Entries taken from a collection
^^^^^^^^

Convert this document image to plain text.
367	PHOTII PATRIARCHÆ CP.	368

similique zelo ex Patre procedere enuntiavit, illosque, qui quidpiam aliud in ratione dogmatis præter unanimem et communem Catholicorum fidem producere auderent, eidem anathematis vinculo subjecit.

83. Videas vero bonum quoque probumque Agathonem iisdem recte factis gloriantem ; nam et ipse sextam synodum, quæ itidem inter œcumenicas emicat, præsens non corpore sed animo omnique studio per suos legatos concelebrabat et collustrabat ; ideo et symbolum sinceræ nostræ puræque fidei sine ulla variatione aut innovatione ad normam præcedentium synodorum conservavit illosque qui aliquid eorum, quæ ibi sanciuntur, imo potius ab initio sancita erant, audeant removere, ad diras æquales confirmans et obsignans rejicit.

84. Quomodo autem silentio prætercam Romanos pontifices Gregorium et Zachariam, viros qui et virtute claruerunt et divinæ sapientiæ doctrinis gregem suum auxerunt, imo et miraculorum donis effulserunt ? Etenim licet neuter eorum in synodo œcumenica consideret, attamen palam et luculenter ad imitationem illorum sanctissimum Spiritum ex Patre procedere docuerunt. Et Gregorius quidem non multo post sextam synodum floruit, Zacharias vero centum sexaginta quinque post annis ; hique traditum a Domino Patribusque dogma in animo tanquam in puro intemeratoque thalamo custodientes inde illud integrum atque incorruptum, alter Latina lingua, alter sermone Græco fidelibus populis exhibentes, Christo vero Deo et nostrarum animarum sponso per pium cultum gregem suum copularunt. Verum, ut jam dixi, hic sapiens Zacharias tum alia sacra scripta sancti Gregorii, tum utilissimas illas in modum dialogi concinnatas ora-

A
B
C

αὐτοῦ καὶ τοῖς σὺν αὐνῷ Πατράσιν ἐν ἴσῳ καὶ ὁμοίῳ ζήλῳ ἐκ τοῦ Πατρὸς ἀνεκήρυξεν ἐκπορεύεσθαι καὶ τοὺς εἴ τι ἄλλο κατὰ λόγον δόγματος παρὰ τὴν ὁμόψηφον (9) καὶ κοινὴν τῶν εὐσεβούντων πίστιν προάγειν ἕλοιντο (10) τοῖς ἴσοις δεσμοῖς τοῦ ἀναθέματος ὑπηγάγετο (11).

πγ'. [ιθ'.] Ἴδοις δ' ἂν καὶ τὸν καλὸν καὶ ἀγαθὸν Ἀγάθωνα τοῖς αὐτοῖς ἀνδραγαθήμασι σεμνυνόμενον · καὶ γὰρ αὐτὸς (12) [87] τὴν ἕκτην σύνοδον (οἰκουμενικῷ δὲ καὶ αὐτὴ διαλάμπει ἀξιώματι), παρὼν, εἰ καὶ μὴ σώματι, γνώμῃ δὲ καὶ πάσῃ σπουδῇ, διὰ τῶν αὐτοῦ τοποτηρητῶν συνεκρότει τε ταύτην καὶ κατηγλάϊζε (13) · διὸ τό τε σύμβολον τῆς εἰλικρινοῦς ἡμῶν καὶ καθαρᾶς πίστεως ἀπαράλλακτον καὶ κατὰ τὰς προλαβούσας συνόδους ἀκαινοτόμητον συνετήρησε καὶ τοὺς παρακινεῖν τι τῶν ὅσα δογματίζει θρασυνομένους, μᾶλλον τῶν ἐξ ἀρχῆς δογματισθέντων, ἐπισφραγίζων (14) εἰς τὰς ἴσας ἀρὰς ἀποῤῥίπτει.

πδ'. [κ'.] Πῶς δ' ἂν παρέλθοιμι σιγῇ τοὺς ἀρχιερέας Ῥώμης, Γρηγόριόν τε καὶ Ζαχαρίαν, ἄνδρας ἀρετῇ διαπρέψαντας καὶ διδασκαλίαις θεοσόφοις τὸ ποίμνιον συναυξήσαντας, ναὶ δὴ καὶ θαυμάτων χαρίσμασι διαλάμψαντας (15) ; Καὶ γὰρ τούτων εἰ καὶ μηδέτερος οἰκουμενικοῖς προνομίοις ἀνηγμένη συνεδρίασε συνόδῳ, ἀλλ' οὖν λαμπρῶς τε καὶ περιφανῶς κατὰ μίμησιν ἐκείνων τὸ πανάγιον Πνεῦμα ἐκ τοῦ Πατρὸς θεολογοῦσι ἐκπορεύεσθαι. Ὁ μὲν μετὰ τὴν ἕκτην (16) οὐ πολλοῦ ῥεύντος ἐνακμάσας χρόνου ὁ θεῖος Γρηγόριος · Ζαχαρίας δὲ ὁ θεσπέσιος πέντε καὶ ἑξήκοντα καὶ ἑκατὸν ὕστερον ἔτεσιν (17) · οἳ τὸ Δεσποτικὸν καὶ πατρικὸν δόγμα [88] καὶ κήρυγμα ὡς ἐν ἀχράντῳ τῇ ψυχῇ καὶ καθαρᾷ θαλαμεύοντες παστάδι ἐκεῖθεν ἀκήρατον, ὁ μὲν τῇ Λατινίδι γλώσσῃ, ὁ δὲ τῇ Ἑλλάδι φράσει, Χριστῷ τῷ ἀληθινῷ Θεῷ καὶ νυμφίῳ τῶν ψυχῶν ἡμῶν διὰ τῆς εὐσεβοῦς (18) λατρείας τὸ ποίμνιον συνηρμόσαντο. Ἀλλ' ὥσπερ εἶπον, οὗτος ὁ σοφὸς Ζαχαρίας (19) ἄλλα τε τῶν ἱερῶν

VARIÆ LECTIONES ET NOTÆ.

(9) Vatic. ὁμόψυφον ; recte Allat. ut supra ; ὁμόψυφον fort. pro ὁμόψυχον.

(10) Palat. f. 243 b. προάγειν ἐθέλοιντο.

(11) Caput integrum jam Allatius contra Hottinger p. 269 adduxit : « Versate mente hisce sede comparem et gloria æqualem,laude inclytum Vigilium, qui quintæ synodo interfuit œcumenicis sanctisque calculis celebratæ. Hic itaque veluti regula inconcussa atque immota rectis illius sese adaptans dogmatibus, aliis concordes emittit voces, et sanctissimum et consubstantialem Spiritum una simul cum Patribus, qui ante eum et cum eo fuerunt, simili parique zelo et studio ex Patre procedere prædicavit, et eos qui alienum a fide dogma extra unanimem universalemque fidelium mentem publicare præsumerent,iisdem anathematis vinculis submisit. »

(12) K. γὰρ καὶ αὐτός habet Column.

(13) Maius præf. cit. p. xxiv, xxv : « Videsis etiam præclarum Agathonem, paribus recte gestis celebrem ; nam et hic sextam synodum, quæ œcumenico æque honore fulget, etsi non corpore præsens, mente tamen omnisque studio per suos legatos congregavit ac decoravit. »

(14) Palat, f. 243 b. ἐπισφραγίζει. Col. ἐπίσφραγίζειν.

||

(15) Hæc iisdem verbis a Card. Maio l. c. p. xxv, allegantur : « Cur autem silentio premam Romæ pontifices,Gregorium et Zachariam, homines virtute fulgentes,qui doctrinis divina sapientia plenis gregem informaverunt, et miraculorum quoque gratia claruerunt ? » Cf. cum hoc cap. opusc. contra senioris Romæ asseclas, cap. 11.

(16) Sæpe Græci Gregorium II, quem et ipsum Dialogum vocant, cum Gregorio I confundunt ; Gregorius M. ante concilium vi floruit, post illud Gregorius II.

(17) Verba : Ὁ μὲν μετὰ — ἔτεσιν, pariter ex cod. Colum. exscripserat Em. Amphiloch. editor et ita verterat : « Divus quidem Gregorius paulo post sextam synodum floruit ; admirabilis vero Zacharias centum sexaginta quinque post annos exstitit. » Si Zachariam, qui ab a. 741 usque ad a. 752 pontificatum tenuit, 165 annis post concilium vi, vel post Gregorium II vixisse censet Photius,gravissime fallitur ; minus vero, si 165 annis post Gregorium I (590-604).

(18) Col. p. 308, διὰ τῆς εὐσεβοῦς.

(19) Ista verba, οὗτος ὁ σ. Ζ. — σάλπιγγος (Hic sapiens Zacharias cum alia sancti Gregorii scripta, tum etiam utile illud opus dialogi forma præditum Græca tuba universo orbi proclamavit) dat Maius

^^^^^^^^

**WRITTEN EXERCISE:** Your task is to list each line of the records with the word "doctrinis".

**EXERCISE RESPONSE:**
84. Quomodo autem silentio prætercam Romanos pontifices Gregorium et Zachariam, viros qui et virtute claruerunt et divinæ sapientiæ doctrinis gregem suum auxerunt, imo et miraculorum donis effulserunt ? Etenim licet neuter eorum in synodo œcumenica consideret, attamen palam et luculenter ad imitationem illorum sanctissimum Spiritum ex Patre procedere docuerunt. Et Gregorius quidem non multo post sextam synodum floruit, Zacharias vero centum sexaginta quinque post annis ; hique traditum a Domino Patribusque dogma in animo tanquam in puro intemeratoque thalamo custodientes inde illud integrum atque incorruptum, alter Latina lingua, alter sermone Græco fidelibus populis exhibentes, Christo vero Deo et nostrarum animarum sponso per pium cultum gregem suum copularunt. Verum, ut jam dixi, hic sapiens Zacharias tum alia sacra scripta sancti Gregorii, tum utilissimas illas in modum dialogi concinnatas ora-
(15) Hæc iisdem verbis a Card. Maio l. c. p. xxv, allegantur : « Cur autem silentio premam Romæ pontifices,Gregorium et Zachariam, homines virtute fulgentes,qui doctrinis divina sapientia plenis gregem informaverunt, et miraculorum quoque gratia claruerunt ? » Cf. cum hoc cap. opusc. contra senioris Romæ asseclas, cap. 11.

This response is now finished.